━━ PROVIDED DATA ━━

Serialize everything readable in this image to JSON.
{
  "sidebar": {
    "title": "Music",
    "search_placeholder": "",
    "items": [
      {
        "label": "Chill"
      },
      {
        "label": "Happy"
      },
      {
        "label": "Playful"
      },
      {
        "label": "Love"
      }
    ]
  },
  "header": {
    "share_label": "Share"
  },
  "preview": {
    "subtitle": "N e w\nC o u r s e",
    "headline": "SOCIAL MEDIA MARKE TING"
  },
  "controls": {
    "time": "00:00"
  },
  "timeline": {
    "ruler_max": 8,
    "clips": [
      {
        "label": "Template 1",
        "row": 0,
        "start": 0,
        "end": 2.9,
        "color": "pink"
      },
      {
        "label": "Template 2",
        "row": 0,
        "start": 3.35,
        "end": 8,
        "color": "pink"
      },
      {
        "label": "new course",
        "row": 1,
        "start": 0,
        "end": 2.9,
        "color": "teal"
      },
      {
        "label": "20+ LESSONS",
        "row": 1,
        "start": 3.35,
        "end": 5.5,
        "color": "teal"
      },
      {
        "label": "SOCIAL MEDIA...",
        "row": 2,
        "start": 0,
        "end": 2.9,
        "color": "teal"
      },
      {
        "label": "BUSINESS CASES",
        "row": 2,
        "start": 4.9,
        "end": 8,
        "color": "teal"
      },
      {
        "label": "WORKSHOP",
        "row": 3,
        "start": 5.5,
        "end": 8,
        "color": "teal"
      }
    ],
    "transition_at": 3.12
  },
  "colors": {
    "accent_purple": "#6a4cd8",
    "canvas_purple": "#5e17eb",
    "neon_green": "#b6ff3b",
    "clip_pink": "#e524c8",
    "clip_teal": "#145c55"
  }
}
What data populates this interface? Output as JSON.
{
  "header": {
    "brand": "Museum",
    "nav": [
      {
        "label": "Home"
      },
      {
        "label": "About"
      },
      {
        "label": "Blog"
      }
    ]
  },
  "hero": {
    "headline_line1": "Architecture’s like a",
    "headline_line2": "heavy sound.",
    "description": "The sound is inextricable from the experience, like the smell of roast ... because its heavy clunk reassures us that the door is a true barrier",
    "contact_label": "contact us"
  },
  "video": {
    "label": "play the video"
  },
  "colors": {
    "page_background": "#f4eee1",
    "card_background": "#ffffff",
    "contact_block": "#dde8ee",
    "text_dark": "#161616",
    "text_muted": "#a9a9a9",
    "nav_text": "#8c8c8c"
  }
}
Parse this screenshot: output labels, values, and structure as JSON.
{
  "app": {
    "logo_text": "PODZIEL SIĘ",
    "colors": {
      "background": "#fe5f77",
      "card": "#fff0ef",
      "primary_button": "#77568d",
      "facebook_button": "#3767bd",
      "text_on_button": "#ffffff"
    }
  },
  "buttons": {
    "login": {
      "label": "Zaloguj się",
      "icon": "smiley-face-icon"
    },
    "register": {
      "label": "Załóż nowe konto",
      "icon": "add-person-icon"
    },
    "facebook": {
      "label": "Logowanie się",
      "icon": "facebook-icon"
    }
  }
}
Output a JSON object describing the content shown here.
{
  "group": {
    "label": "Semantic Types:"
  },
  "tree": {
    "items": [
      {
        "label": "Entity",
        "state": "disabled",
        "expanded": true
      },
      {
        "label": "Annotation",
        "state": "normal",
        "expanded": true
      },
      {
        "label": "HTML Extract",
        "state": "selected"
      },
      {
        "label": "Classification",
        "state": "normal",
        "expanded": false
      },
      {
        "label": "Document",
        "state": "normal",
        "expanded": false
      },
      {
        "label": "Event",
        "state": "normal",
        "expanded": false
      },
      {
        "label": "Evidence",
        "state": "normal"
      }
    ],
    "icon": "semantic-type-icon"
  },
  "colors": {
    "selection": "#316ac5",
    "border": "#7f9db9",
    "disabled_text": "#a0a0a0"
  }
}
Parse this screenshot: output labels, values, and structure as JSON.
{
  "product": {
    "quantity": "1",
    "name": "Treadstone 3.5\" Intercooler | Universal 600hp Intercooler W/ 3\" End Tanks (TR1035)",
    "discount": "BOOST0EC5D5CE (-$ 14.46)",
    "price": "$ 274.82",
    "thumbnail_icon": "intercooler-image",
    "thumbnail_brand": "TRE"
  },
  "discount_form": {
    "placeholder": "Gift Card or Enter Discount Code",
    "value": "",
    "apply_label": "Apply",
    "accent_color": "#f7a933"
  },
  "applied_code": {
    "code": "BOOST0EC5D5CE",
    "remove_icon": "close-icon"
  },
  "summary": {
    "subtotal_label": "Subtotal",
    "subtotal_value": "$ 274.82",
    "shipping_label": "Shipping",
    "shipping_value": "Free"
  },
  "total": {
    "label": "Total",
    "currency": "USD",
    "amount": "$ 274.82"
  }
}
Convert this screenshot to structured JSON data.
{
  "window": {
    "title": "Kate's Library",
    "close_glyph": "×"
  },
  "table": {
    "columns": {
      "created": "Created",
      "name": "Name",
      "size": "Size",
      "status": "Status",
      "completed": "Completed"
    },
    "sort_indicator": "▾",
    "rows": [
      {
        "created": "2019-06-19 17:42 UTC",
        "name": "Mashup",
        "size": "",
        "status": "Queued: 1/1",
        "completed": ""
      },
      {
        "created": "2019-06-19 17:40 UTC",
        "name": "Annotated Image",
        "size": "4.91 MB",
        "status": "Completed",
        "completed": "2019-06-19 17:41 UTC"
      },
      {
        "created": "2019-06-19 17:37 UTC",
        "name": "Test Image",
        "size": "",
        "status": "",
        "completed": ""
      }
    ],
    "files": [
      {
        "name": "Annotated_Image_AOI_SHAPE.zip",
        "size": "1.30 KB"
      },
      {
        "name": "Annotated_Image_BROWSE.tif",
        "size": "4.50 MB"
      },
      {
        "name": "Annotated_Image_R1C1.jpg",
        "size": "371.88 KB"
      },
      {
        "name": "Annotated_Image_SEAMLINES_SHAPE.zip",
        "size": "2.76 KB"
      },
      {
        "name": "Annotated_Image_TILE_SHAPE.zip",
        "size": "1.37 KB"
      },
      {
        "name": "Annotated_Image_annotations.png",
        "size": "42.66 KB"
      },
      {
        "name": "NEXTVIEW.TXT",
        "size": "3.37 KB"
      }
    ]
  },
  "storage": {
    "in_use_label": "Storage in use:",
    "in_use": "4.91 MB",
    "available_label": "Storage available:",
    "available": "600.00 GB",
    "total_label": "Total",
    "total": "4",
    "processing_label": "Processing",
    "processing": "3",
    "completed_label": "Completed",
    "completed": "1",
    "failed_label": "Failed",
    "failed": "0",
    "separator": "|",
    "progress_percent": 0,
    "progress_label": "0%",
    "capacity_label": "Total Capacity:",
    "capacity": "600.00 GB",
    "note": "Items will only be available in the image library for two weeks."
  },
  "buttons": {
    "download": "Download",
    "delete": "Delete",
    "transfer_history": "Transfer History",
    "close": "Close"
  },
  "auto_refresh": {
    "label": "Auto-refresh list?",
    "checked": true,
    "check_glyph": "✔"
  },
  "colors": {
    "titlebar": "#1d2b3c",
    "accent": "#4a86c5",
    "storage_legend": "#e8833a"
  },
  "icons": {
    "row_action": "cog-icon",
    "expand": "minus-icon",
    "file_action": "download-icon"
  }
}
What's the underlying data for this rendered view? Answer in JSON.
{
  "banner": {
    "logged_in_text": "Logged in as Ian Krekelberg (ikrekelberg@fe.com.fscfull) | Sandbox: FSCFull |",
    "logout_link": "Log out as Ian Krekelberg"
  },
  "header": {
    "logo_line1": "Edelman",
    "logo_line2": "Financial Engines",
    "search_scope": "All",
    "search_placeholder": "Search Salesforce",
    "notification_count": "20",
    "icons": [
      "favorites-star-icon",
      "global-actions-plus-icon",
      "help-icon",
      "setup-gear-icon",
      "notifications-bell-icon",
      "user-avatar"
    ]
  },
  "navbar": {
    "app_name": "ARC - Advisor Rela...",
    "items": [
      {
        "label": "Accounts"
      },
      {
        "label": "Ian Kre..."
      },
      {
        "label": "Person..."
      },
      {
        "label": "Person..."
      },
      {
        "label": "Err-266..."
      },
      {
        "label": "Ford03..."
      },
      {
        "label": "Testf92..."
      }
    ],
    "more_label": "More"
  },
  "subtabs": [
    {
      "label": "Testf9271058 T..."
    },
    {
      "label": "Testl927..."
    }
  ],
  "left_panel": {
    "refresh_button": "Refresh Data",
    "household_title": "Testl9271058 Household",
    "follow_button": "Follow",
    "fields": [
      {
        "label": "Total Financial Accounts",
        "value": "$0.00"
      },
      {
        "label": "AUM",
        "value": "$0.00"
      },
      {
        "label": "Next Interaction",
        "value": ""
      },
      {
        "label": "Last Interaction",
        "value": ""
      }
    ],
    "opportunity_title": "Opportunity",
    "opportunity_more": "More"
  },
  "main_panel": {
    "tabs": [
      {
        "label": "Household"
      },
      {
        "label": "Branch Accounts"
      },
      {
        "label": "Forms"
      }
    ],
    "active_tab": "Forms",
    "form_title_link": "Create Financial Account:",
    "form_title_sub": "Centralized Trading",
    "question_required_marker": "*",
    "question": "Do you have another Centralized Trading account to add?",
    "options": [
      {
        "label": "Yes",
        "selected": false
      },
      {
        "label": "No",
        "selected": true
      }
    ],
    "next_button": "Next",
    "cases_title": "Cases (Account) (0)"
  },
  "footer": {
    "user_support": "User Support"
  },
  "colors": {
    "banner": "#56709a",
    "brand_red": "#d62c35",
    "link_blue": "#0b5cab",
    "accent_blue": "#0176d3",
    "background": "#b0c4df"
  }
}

━━━

▶ [EXERCISE BRIEF]:
Copy all the lines above that hold the string "Krekelberg".

▶ [SOLUTION FOR THIS TASK]:
    "logged_in_text": "Logged in as Ian Krekelberg (ikrekelberg@fe.com.fscfull) | Sandbox: FSCFull |",
    "logout_link": "Log out as Ian Krekelberg"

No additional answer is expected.